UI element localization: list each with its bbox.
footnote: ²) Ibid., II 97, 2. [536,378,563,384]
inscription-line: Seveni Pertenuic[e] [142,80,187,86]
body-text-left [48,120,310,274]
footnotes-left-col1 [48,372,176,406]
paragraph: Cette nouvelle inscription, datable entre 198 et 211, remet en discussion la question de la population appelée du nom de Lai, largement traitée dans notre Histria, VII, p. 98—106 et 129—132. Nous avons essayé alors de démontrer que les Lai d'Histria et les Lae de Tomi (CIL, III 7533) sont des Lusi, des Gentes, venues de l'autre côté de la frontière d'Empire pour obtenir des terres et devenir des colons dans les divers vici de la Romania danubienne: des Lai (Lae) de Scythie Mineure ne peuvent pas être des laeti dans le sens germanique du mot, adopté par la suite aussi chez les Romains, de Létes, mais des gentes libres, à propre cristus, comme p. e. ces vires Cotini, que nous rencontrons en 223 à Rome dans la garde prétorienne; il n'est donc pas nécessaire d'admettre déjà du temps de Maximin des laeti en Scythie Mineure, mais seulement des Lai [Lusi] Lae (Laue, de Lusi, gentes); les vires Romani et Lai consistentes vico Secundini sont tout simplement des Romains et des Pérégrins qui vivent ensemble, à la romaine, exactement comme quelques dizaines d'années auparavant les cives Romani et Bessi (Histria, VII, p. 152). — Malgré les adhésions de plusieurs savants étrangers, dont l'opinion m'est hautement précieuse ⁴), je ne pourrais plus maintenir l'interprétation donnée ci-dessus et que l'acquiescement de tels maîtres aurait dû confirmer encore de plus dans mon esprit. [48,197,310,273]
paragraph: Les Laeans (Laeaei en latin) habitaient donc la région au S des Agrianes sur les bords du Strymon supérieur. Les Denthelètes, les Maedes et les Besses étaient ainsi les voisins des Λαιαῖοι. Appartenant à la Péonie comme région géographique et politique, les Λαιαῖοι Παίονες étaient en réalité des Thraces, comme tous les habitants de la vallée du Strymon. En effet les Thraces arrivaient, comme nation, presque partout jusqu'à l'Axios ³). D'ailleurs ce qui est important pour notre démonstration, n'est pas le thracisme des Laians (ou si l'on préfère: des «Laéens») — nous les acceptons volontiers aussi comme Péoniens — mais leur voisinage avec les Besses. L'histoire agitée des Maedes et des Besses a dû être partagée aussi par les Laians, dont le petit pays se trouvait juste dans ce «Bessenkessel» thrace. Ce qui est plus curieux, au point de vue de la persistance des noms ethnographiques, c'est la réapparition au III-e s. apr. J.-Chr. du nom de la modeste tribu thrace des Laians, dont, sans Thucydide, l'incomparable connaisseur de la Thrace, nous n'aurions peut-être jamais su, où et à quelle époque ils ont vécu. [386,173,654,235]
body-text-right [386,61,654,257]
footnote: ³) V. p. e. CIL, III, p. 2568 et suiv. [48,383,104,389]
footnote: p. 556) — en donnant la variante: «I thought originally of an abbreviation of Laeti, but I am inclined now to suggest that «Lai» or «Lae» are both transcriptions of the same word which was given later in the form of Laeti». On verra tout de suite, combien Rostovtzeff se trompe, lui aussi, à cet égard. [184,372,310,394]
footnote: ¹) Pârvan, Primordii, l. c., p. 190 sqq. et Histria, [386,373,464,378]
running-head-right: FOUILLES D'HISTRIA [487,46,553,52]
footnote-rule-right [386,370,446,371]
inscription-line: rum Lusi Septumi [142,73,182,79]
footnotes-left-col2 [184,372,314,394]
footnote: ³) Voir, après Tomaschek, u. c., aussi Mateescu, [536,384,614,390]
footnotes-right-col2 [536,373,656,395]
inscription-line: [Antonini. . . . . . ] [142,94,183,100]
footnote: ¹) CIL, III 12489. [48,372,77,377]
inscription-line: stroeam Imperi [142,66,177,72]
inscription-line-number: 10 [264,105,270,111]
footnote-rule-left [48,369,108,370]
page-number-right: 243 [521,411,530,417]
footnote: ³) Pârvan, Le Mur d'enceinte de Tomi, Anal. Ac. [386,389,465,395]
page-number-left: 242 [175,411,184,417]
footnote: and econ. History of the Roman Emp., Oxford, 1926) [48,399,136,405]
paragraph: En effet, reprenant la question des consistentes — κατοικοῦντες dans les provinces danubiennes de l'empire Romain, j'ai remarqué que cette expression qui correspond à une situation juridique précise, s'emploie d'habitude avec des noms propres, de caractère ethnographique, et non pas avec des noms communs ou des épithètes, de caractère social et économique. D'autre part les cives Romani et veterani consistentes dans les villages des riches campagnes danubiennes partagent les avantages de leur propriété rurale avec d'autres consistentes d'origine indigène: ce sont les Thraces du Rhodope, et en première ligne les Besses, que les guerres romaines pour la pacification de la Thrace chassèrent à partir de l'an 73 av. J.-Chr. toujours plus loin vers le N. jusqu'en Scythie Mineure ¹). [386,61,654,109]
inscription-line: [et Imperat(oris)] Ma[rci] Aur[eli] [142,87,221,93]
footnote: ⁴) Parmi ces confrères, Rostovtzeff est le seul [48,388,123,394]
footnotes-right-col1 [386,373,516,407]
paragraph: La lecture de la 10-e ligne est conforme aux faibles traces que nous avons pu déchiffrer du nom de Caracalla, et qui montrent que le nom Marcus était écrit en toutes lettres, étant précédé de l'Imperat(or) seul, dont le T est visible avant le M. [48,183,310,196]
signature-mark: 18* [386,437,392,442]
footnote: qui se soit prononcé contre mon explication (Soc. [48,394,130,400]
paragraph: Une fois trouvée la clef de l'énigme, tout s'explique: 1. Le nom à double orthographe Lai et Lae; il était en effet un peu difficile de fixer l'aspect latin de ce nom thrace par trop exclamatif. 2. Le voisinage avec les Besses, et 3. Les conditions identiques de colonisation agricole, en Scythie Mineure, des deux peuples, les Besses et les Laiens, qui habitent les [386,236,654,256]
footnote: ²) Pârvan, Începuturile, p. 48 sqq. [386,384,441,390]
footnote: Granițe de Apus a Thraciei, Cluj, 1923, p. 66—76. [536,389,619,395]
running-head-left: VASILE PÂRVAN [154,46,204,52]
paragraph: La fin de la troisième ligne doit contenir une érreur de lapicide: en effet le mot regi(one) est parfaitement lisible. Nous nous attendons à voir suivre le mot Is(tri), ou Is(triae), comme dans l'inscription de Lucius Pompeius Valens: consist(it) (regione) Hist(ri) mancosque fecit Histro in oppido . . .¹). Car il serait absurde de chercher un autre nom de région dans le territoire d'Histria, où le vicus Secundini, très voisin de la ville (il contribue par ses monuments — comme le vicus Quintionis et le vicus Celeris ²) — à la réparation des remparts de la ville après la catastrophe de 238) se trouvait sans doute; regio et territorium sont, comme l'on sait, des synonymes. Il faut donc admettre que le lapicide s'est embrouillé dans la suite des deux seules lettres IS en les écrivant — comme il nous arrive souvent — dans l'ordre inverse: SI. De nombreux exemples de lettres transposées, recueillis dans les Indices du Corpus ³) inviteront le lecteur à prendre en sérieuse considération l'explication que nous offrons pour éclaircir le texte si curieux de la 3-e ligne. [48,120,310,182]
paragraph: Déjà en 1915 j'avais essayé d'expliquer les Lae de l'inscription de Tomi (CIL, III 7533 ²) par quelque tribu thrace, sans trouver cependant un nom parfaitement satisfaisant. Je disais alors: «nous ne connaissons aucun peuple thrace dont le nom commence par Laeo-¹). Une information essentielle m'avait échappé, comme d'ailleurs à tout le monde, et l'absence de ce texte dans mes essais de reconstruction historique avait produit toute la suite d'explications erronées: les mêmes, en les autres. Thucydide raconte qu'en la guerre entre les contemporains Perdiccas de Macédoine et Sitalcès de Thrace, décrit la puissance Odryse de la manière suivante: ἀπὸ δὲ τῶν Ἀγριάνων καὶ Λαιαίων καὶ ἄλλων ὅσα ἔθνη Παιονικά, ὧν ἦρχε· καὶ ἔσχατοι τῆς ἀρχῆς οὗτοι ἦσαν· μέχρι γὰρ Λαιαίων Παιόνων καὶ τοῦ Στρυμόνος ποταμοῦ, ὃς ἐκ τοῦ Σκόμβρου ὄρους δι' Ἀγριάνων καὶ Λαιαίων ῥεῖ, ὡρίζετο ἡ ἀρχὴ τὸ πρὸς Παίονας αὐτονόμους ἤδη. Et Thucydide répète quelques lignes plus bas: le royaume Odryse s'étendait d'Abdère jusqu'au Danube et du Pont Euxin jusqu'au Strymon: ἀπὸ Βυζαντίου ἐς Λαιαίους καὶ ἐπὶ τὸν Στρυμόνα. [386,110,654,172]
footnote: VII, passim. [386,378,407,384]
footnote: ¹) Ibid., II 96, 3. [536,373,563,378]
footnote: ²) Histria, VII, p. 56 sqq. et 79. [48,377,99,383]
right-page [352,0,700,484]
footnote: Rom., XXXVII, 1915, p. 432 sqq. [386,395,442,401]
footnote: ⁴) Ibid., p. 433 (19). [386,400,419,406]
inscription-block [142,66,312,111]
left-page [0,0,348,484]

Problem to work on. Determine how many lines of the listing above contain the word "était", treating uppercase and lowercase letters as distinct, and reply with that number alone.

Correct result. 2